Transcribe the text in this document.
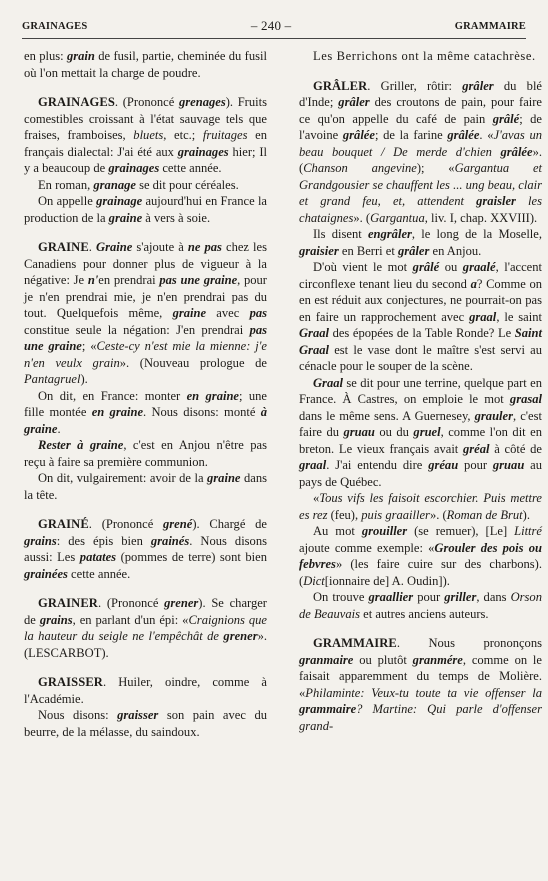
GRAINAGES	– 240 –	GRAMMAIRE

en plus: grain de fusil, partie, cheminée du fusil où l'on mettait la charge de poudre.

GRAINAGES. (Prononcé grenages). Fruits comestibles croissant à l'état sauvage tels que fraises, framboises, bluets, etc.; fruitages en français dialectal: J'ai été aux grainages hier; Il y a beaucoup de grainages cette année.

En roman, granage se dit pour céréales.

On appelle grainage aujourd'hui en France la production de la graine à vers à soie.

GRAINE. Graine s'ajoute à ne pas chez les Canadiens pour donner plus de vigueur à la négative: Je n'en prendrai pas une graine, pour je n'en prendrai mie, je n'en prendrai pas du tout. Quelquefois même, graine avec pas constitue seule la négation: J'en prendrai pas une graine; «Ceste-cy n'est mie la mienne: j'e n'en veulx grain». (Nouveau prologue de Pantagruel).

On dit, en France: monter en graine; une fille montée en graine. Nous disons: monté à graine.

Rester à graine, c'est en Anjou n'être pas reçu à faire sa première communion.

On dit, vulgairement: avoir de la graine dans la tête.

GRAINÉ. (Prononcé grené). Chargé de grains: des épis bien grainés. Nous disons aussi: Les patates (pommes de terre) sont bien grainées cette année.

GRAINER. (Prononcé grener). Se charger de grains, en parlant d'un épi: «Craignions que la hauteur du seigle ne l'empêchât de grener». (LESCARBOT).

GRAISSER. Huiler, oindre, comme à l'Académie.

Nous disons: graisser son pain avec du beurre, de la mélasse, du saindoux.

Les Berrichons ont la même catachrèse.

GRÂLER. Griller, rôtir: grâler du blé d'Inde; grâler des croutons de pain, pour faire ce qu'on appelle du café de pain grâlé; de l'avoine grâlée; de la farine grâlée. «J'avas un beau bouquet / De merde d'chien grâlée». (Chanson angevine); «Gargantua et Grandgousier se chauffent les ... ung beau, clair et grand feu, et, attendent graisler les chataignes». (Gargantua, liv. I, chap. XXVIII).

Ils disent engrâler, le long de la Moselle, graisier en Berri et grâler en Anjou.

D'où vient le mot grâlé ou graalé, l'accent circonflexe tenant lieu du second a? Comme on en est réduit aux conjectures, ne pourrait-on pas en faire un rapprochement avec graal, le saint Graal des épopées de la Table Ronde? Le Saint Graal est le vase dont le maître s'est servi au cénacle pour le souper de la scène.

Graal se dit pour une terrine, quelque part en France. À Castres, on emploie le mot grasal dans le même sens. A Guernesey, grauler, c'est faire du gruau ou du gruel, comme l'on dit en breton. Le vieux français avait gréal à côté de graal. J'ai entendu dire gréau pour gruau au pays de Québec.

«Tous vifs les faisoit escorchier. Puis mettre es rez (feu), puis graailler». (Roman de Brut).

Au mot grouiller (se remuer), [Le] Littré ajoute comme exemple: «Grouler des pois ou febvres» (les faire cuire sur des charbons). (Dict[ionnaire de] A. Oudin]).

On trouve graallier pour griller, dans Orson de Beauvais et autres anciens auteurs.

GRAMMAIRE. Nous prononçons granmaire ou plutôt granmére, comme on le faisait apparemment du temps de Molière. «Philaminte: Veux-tu toute ta vie offenser la grammaire? Martine: Qui parle d'offenser grand-
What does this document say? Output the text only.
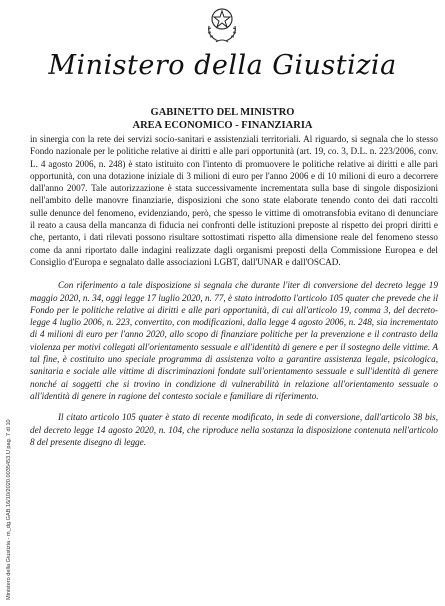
Ministero della Giustizia
GABINETTO DEL MINISTRO
AREA ECONOMICO - FINANZIARIA

in sinergia con la rete dei servizi socio-sanitari e assistenziali territoriali. Al riguardo, si segnala che lo stesso Fondo nazionale per le politiche relative ai diritti e alle pari opportunità (art. 19, co. 3, D.L. n. 223/2006, conv. L. 4 agosto 2006, n. 248) è stato istituito con l'intento di promuovere le politiche relative ai diritti e alle pari opportunità, con una dotazione iniziale di 3 milioni di euro per l'anno 2006 e di 10 milioni di euro a decorrere dall'anno 2007. Tale autorizzazione è stata successivamente incrementata sulla base di singole disposizioni nell'ambito delle manovre finanziarie, disposizioni che sono state elaborate tenendo conto dei dati raccolti sulle denunce del fenomeno, evidenziando, però, che spesso le vittime di omotransfobia evitano di denunciare il reato a causa della mancanza di fiducia nei confronti delle istituzioni preposte al rispetto dei propri diritti e che, pertanto, i dati rilevati possono risultare sottostimati rispetto alla dimensione reale del fenomeno stesso come da anni riportato dalle indagini realizzate dagli organismi preposti della Commissione Europea e del Consiglio d'Europa e segnalato dalle associazioni LGBT, dall'UNAR e dall'OSCAD.

Con riferimento a tale disposizione si segnala che durante l'iter di conversione del decreto legge 19 maggio 2020, n. 34, oggi legge 17 luglio 2020, n. 77, è stato introdotto l'articolo 105 quater che prevede che il Fondo per le politiche relative ai diritti e alle pari opportunità, di cui all'articolo 19, comma 3, del decreto-legge 4 luglio 2006, n. 223, convertito, con modificazioni, dalla legge 4 agosto 2006, n. 248, sia incrementato di 4 milioni di euro per l'anno 2020, allo scopo di finanziare politiche per la prevenzione e il contrasto della violenza per motivi collegati all'orientamento sessuale e all'identità di genere e per il sostegno delle vittime. A tal fine, è costituito uno speciale programma di assistenza volto a garantire assistenza legale, psicologica, sanitaria e sociale alle vittime di discriminazioni fondate sull'orientamento sessuale e sull'identità di genere nonché ai soggetti che si trovino in condizione di vulnerabilità in relazione all'orientamento sessuale o all'identità di genere in ragione del contesto sociale e familiare di riferimento.

Il citato articolo 105 quater è stato di recente modificato, in sede di conversione, dall'articolo 38 bis, del decreto legge 14 agosto 2020, n. 104, che riproduce nella sostanza la disposizione contenuta nell'articolo 8 del presente disegno di legge.

Ministero della Giustizia - m_dg.GAB.16/10/2020.0035453.U pag. 7 di 10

-*-

Copy out each line of the entries that holds "Giustizia".

Ministero della Giustizia
Ministero della Giustizia - m_dg.GAB.16/10/2020.0035453.U pag. 7 di 10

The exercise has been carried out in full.